→ **Geëxtraheerde tekst**
________________________

Prof. Dr. Koen Dewettinck: «Dit is een stelling die inderdaad vaak wordt geponeerd. Maar ik durf die ten stelligste te bestrijden. Het is niet omdat je met het bedrijfsleven samenwerkt, dat je onderzoek niet onafhankelijk en voldoende fundamenteel is.

Wel is het noodzakelijk dat de bedrijfspartner beseft dat het onderzoek niet altijd de resultaten zal opleveren dat hij hoopt te krijgen. De uitkomst is immers nooit voor honderd procent te voorspellen.»

Gebeurt het dan vaak dat de resultaten van dergelijk fundamenteel onderzoek niet in de praktijk worden omgezet?
Prof. Dr. Koen Dewettinck: «Helaas is dat inderdaad nog al te vaak het geval, maar het betreft dan wel vooral onderzoek dat in het kader van doctoraten gebeurt. Dit heeft dan weer te maken met het feit dat deze research nog onvoldoende in samenwerking met het bedrijfsleven gebeurt en de overheid geen efficiënt kader creëert voor de oprichting van spin-offs.

Maar we moeten ook wel de hand in eigen boezem steken. Nog al te vaak wordt onderzoek opgestart zonder na te denken over mogelijke valorisatie. We zijn goed in het omzetten van kennis in publicaties, maar onvoldoende bekwaam om die publicaties terug in geld om te zetten via vermarktbare applicaties.»

U bent een vurig pleitbezorger voor samenwerking tussen het bedrijfsleven en de academische wereld. Maar hebt u geen schrik dat u hiermee in eigen vel snijdt? Dat uw onderzoekers door van de praktijk te proeven, ook voor een carrière in de privé zullen kiezen?
Prof. Dr. Koen Dewettinck: «Het is een feit dat vooral in de technische en exacte wetenschappen er een tekort aan mankracht is. Vooral ingenieurs zijn erg gegeerd. We moeten allemaal in dezelfde vijver vissen. Maar uiteindelijk is het onze taak als academische instelling om mensen voor het bedrijfsleven op te leiden.

Bovendien is het goed om in onze onderzoeksteams wat roulatie te krijgen. Het is immers noodzakelijk dat er steeds weer plaatsen vrijkomen voor nieuwe doctorandi. Dus neen, ik heb geen schrik dat de samenwerking ertoe zal leiden dat er in de academische wereld een tekort aan onderzoekers zal ontstaan.

Meer nog, ik zou de bedrijven willen aanraden om meer doctorandi en zelfs post-docs in hun R&D-team op te nemen. De laatste zijn weliswaar duurder dan gewone onderzoekers, maar ze brengen een meerwaarde die nog onvoldoende wordt erkend: namelijk hun 'tacid knowledge' of impliciete kennis.

________________________

→ **Fragmenten uit gegevens**

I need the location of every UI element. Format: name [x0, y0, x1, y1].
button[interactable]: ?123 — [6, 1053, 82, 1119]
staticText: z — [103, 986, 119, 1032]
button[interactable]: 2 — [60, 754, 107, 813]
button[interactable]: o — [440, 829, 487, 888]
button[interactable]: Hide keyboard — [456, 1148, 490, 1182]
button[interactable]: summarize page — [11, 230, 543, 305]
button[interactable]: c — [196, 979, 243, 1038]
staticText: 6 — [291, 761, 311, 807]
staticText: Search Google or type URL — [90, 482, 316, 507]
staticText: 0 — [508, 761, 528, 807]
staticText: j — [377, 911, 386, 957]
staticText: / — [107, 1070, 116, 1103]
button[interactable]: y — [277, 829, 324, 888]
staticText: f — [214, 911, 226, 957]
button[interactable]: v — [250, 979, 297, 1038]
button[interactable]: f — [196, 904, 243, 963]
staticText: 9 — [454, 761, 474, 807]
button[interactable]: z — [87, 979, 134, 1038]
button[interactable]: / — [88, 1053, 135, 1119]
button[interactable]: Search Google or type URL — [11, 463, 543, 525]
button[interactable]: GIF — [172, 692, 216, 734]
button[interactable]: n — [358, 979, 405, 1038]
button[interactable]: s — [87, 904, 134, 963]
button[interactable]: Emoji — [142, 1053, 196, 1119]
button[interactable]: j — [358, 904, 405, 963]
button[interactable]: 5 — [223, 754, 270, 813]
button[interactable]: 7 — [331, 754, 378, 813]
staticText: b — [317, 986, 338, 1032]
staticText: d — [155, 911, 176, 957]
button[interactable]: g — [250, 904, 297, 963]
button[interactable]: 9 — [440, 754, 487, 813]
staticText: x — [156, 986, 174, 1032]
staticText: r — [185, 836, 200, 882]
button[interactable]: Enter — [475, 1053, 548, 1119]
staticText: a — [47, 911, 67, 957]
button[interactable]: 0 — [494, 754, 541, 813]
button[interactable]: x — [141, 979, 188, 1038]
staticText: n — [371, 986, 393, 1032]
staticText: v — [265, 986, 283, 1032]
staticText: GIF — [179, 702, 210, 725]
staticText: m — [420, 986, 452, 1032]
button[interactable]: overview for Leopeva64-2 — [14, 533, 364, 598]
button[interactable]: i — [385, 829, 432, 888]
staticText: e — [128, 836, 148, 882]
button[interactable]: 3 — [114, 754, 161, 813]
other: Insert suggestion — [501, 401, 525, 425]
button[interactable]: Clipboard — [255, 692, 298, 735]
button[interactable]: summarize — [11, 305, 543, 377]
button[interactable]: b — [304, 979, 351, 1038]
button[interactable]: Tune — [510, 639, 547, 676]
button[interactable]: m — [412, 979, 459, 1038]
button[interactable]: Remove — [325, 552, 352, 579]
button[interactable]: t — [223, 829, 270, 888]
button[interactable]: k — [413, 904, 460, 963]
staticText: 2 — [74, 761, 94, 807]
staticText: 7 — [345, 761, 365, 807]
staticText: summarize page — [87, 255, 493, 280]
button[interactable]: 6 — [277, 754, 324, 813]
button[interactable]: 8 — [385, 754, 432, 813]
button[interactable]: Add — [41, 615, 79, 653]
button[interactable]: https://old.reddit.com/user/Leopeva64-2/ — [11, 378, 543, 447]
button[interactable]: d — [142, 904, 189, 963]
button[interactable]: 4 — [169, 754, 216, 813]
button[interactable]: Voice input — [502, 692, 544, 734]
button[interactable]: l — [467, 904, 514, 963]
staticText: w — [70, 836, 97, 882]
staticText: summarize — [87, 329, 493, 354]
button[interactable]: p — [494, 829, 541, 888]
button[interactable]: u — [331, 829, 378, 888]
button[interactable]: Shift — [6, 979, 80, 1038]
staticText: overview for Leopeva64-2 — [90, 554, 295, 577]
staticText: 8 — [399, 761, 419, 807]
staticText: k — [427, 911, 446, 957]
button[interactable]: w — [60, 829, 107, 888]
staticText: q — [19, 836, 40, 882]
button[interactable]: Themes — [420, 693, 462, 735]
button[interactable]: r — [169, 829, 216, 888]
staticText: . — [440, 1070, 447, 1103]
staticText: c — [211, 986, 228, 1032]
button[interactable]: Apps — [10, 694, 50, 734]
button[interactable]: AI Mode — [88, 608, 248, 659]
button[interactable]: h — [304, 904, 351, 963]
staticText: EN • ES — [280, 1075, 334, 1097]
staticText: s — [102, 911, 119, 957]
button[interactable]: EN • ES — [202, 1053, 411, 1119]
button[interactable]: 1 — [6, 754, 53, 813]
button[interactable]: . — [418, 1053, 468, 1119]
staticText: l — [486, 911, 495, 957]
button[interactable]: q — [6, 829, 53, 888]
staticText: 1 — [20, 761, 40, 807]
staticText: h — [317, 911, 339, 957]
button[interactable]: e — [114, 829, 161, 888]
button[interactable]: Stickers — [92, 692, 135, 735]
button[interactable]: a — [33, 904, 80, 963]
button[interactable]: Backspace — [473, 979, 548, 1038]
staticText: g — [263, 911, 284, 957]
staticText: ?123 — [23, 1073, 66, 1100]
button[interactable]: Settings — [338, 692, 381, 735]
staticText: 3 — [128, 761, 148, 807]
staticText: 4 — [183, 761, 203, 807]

________________________

→ **Opdracht**
Schrijf uit het interview over samenwerking tussen universiteit en bedrijfsleven letterlijk het stuk van "Meer nog, ik" tot en met "of impliciete kennis." over.

→ **Juist antwoord**
Meer nog, ik zou de bedrijven willen aanraden om meer doctorandi en zelfs post-docs in hun R&D-team op te nemen. De laatste zijn weliswaar duurder dan gewone onderzoekers, maar ze brengen een meerwaarde die nog onvoldoende wordt erkend: namelijk hun 'tacid knowledge' of impliciete kennis.